[Collected data entries]
· · · ·

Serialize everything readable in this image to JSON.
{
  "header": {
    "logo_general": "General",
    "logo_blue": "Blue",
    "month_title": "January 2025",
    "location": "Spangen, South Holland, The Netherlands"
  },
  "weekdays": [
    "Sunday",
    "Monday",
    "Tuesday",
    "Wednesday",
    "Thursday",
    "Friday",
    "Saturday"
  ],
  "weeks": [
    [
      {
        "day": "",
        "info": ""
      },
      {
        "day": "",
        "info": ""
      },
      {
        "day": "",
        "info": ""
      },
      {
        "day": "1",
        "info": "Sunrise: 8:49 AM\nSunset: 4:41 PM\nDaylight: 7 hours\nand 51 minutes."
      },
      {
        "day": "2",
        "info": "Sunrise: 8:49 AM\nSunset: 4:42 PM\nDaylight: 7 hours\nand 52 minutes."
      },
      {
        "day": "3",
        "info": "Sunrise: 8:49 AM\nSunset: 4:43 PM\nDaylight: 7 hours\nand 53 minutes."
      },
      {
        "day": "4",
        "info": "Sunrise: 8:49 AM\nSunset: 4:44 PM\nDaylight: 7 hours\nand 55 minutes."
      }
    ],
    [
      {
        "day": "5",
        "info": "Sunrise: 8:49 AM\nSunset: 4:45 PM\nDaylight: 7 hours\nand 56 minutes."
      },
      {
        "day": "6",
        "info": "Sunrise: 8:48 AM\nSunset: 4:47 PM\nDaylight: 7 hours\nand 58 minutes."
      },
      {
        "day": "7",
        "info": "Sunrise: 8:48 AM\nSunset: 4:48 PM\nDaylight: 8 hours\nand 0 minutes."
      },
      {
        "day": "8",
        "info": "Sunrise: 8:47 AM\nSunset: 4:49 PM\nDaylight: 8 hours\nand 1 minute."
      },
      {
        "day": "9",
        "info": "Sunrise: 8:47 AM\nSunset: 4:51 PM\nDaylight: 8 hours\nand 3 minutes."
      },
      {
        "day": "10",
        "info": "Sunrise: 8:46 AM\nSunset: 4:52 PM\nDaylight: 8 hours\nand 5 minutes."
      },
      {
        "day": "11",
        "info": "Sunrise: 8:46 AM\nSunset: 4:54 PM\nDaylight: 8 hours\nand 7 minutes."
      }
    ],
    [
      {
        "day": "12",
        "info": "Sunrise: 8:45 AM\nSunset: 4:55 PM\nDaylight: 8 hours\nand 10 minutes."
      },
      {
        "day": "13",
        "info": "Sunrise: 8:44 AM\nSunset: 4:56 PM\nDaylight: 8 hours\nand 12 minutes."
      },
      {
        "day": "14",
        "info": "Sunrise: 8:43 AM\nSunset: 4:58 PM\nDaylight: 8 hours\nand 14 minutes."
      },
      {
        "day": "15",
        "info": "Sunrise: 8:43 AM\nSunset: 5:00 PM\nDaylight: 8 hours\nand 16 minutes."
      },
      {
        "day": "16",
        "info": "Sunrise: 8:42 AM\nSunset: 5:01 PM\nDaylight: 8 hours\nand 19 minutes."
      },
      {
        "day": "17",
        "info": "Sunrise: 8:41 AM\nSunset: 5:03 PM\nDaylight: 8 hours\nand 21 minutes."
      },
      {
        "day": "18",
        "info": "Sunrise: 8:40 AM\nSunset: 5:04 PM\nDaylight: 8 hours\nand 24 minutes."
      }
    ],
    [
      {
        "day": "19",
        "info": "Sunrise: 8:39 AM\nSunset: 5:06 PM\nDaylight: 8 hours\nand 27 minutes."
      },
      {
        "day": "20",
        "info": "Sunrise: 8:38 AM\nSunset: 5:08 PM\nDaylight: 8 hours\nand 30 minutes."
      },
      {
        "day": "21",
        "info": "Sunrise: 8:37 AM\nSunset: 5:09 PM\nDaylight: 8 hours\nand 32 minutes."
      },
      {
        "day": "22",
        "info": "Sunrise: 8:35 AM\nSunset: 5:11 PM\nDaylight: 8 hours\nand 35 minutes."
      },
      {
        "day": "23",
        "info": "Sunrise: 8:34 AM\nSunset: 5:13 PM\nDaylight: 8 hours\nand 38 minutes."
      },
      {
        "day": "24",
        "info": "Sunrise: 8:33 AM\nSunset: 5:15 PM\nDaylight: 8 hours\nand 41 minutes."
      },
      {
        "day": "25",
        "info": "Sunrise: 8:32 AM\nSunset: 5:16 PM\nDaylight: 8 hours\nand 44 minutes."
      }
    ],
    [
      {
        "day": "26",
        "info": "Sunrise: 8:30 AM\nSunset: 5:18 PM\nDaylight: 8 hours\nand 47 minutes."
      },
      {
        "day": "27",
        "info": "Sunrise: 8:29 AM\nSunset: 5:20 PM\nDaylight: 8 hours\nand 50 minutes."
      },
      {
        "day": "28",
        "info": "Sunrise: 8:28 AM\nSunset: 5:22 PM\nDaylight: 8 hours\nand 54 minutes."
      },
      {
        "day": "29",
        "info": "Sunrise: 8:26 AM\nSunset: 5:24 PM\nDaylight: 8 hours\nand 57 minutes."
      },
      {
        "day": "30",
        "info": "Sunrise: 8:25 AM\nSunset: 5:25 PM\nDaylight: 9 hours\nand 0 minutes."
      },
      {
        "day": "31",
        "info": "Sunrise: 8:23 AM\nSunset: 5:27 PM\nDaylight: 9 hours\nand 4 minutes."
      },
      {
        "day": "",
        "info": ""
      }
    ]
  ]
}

· · · ·

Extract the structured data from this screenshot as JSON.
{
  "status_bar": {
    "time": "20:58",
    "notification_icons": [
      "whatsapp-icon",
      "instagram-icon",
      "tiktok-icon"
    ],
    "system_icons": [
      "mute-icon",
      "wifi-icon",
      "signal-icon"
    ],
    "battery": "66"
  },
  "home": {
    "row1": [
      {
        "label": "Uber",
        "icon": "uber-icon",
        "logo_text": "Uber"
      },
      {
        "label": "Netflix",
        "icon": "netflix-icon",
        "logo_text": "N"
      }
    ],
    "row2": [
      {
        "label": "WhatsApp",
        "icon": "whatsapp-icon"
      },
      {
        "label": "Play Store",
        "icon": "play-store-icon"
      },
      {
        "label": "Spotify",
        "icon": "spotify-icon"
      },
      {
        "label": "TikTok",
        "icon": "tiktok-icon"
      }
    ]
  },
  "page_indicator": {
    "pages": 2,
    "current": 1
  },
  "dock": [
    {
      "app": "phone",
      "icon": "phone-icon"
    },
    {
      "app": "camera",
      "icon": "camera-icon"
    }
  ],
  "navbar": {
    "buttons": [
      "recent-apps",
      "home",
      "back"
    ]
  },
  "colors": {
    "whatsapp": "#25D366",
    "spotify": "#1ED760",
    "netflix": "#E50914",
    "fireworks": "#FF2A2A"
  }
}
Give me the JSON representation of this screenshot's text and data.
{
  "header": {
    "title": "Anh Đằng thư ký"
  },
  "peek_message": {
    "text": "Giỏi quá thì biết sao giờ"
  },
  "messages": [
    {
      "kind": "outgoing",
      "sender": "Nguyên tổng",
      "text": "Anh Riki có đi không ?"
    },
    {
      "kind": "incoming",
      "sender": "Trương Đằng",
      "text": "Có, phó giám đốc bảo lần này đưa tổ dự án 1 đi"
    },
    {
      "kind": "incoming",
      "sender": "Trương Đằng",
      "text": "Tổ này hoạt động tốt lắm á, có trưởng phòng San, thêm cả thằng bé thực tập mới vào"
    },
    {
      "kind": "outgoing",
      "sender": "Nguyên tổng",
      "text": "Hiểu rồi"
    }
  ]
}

· · · ·

» **Stated problem**
Extract every line containing the string "screenshot" from the material.

» **The output**
Extract the structured data from this screenshot as JSON.
Give me the JSON representation of this screenshot's text and data.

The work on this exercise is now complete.